◆ Stated exercise
Lines containing the word "icon" are to be located and copied.

_ _ _

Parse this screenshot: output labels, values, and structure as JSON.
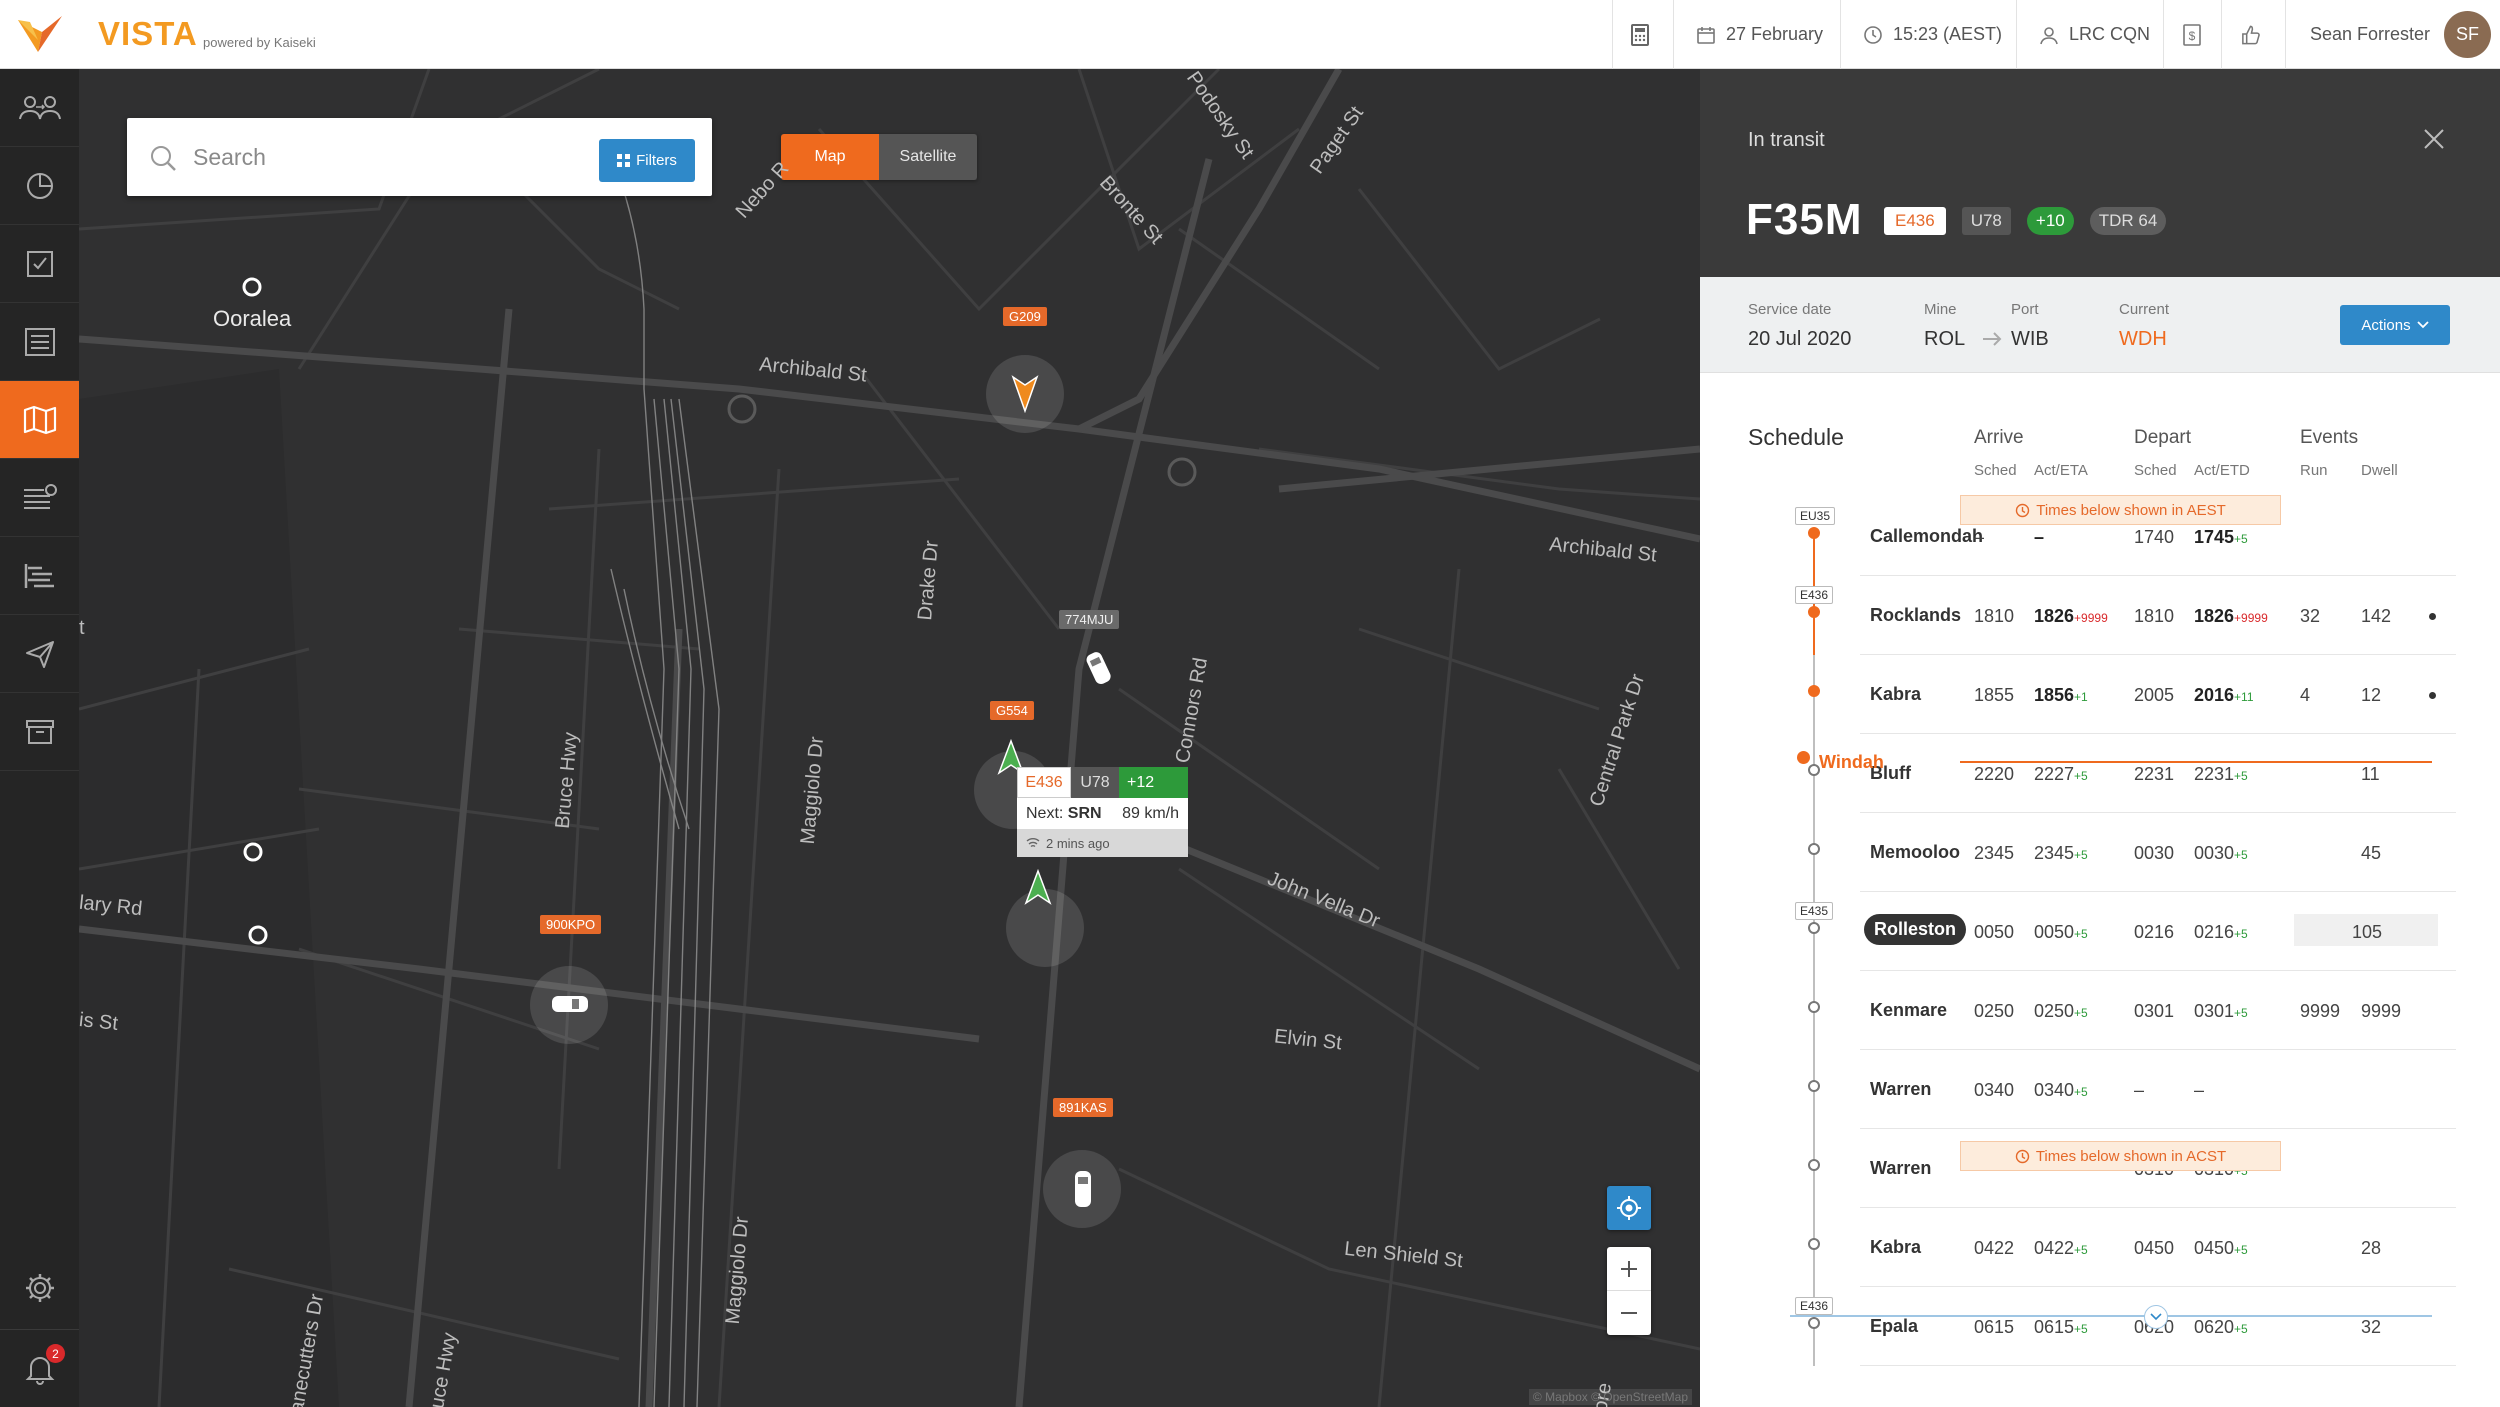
{
  "app": {
    "name": "VISTA",
    "powered_by": "powered by Kaiseki"
  },
  "topbar": {
    "date": "27 February",
    "time": "15:23 (AEST)",
    "location": "LRC CQN",
    "user_name": "Sean Forrester",
    "user_initials": "SF"
  },
  "leftnav": {
    "items": [
      "people-icon",
      "dashboard-icon",
      "checklist-icon",
      "schedule-icon",
      "map-icon",
      "list-clock-icon",
      "gantt-icon",
      "send-icon",
      "archive-icon"
    ],
    "active": "map-icon",
    "settings": "gear-icon",
    "notifications_count": "2"
  },
  "map": {
    "search_placeholder": "Search",
    "filters_label": "Filters",
    "view_map": "Map",
    "view_satellite": "Satellite",
    "streets": [
      "Archibald St",
      "Archibald St",
      "Bruce Hwy",
      "Bruce Hwy",
      "Maggiolo Dr",
      "Maggiolo Dr",
      "Drake Dr",
      "Connors Rd",
      "John Vella Dr",
      "Elvin St",
      "Len Shield St",
      "Central Park Dr",
      "Bronte St",
      "Podosky St",
      "Paget St",
      "Nebo R",
      "Canecutters Dr",
      "lary Rd",
      "is St",
      "t",
      "more"
    ],
    "place": "Ooralea",
    "vehicles": [
      "G209",
      "774MJU",
      "G554",
      "900KPO",
      "891KAS"
    ],
    "popup": {
      "train": "E436",
      "loco": "U78",
      "delta": "+12",
      "next_label": "Next:",
      "next_station": "SRN",
      "speed": "89 km/h",
      "last_seen": "2 mins ago"
    },
    "attribution": "© Mapbox © OpenStreetMap"
  },
  "panel": {
    "status": "In transit",
    "train_id": "F35M",
    "badges": [
      "E436",
      "U78",
      "+10",
      "TDR 64"
    ],
    "service_date_label": "Service date",
    "service_date": "20 Jul 2020",
    "mine_label": "Mine",
    "mine": "ROL",
    "port_label": "Port",
    "port": "WIB",
    "current_label": "Current",
    "current": "WDH",
    "actions_label": "Actions",
    "schedule_title": "Schedule",
    "col_arrive": "Arrive",
    "col_depart": "Depart",
    "col_events": "Events",
    "sub_sched": "Sched",
    "sub_act_eta": "Act/ETA",
    "sub_act_etd": "Act/ETD",
    "sub_run": "Run",
    "sub_dwell": "Dwell",
    "tz_aest": "Times below shown in AEST",
    "tz_acst": "Times below shown in ACST",
    "current_station": "Windah",
    "rows": [
      {
        "name": "Callemondah",
        "tag": "EU35",
        "arr_s": "–",
        "arr_a": "–",
        "arr_d": "",
        "dep_s": "1740",
        "dep_a": "1745",
        "dep_d": "+5",
        "run": "",
        "dwell": ""
      },
      {
        "name": "Rocklands",
        "tag": "E436",
        "arr_s": "1810",
        "arr_a": "1826",
        "arr_d": "+9999",
        "dep_s": "1810",
        "dep_a": "1826",
        "dep_d": "+9999",
        "run": "32",
        "dwell": "142"
      },
      {
        "name": "Kabra",
        "tag": "",
        "arr_s": "1855",
        "arr_a": "1856",
        "arr_d": "+1",
        "dep_s": "2005",
        "dep_a": "2016",
        "dep_d": "+11",
        "run": "4",
        "dwell": "12"
      },
      {
        "name": "Bluff",
        "tag": "",
        "arr_s": "2220",
        "arr_a": "2227",
        "arr_d": "+5",
        "dep_s": "2231",
        "dep_a": "2231",
        "dep_d": "+5",
        "run": "",
        "dwell": "11"
      },
      {
        "name": "Memooloo",
        "tag": "",
        "arr_s": "2345",
        "arr_a": "2345",
        "arr_d": "+5",
        "dep_s": "0030",
        "dep_a": "0030",
        "dep_d": "+5",
        "run": "",
        "dwell": "45"
      },
      {
        "name": "Rolleston",
        "tag": "E435",
        "arr_s": "0050",
        "arr_a": "0050",
        "arr_d": "+5",
        "dep_s": "0216",
        "dep_a": "0216",
        "dep_d": "+5",
        "run": "",
        "dwell": "105"
      },
      {
        "name": "Kenmare",
        "tag": "",
        "arr_s": "0250",
        "arr_a": "0250",
        "arr_d": "+5",
        "dep_s": "0301",
        "dep_a": "0301",
        "dep_d": "+5",
        "run": "9999",
        "dwell": "9999"
      },
      {
        "name": "Warren",
        "tag": "",
        "arr_s": "0340",
        "arr_a": "0340",
        "arr_d": "+5",
        "dep_s": "–",
        "dep_a": "–",
        "dep_d": "",
        "run": "",
        "dwell": ""
      },
      {
        "name": "Warren",
        "tag": "",
        "arr_s": "–",
        "arr_a": "–",
        "arr_d": "",
        "dep_s": "0310",
        "dep_a": "0310",
        "dep_d": "+5",
        "run": "",
        "dwell": ""
      },
      {
        "name": "Kabra",
        "tag": "",
        "arr_s": "0422",
        "arr_a": "0422",
        "arr_d": "+5",
        "dep_s": "0450",
        "dep_a": "0450",
        "dep_d": "+5",
        "run": "",
        "dwell": "28"
      },
      {
        "name": "Epala",
        "tag": "E436",
        "arr_s": "0615",
        "arr_a": "0615",
        "arr_d": "+5",
        "dep_s": "0620",
        "dep_a": "0620",
        "dep_d": "+5",
        "run": "",
        "dwell": "32"
      }
    ]
  },
  "colors": {
    "accent": "#ef6a1e",
    "blue": "#2f89c9",
    "green": "#2d9a3a",
    "dark": "#3a3a3a"
  }
}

_ _ _

◆ Output of the task
      "people-icon",
      "dashboard-icon",
      "checklist-icon",
      "schedule-icon",
      "map-icon",
      "list-clock-icon",
      "gantt-icon",
      "send-icon",
      "archive-icon"
    "active": "map-icon",
    "settings": "gear-icon",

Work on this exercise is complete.